-- Begin --
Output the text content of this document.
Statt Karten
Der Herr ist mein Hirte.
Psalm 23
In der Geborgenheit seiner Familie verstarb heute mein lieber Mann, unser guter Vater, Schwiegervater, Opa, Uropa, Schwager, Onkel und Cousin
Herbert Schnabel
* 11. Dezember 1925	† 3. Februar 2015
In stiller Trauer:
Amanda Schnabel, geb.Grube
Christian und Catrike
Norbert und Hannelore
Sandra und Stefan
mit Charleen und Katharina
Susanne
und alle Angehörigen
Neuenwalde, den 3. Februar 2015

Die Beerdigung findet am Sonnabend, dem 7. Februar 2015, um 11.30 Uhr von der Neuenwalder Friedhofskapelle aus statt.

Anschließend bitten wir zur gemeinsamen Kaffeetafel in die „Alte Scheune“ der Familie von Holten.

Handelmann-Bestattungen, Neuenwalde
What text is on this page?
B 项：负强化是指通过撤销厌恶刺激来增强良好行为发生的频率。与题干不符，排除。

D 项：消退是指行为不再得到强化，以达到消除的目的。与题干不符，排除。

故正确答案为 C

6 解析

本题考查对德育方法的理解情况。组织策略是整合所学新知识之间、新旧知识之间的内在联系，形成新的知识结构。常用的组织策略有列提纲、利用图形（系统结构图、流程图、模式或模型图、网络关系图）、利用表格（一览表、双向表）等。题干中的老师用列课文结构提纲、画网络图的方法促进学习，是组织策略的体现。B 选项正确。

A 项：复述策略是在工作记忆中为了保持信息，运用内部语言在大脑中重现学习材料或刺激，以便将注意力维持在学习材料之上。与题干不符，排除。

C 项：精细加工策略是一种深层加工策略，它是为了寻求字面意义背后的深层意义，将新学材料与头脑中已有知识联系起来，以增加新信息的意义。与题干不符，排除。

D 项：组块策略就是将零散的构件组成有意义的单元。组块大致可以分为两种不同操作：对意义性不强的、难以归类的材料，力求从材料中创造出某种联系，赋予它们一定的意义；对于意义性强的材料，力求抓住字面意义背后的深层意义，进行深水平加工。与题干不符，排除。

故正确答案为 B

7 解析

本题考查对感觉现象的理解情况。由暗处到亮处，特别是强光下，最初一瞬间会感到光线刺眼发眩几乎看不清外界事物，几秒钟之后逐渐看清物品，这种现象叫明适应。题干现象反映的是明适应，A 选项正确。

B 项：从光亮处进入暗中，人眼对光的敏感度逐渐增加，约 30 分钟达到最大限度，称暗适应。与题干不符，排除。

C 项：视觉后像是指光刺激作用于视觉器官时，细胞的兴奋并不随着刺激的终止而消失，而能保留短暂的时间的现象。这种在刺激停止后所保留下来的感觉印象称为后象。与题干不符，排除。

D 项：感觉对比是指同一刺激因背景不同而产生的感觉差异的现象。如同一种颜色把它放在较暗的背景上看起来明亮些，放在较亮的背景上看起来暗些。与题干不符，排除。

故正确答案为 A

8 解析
-- End --
Collect the lines of the data that carry the word "选项正确".

Solution to the problem:
本题考查对德育方法的理解情况。组织策略是整合所学新知识之间、新旧知识之间的内在联系，形成新的知识结构。常用的组织策略有列提纲、利用图形（系统结构图、流程图、模式或模型图、网络关系图）、利用表格（一览表、双向表）等。题干中的老师用列课文结构提纲、画网络图的方法促进学习，是组织策略的体现。B 选项正确。
本题考查对感觉现象的理解情况。由暗处到亮处，特别是强光下，最初一瞬间会感到光线刺眼发眩几乎看不清外界事物，几秒钟之后逐渐看清物品，这种现象叫明适应。题干现象反映的是明适应，A 选项正确。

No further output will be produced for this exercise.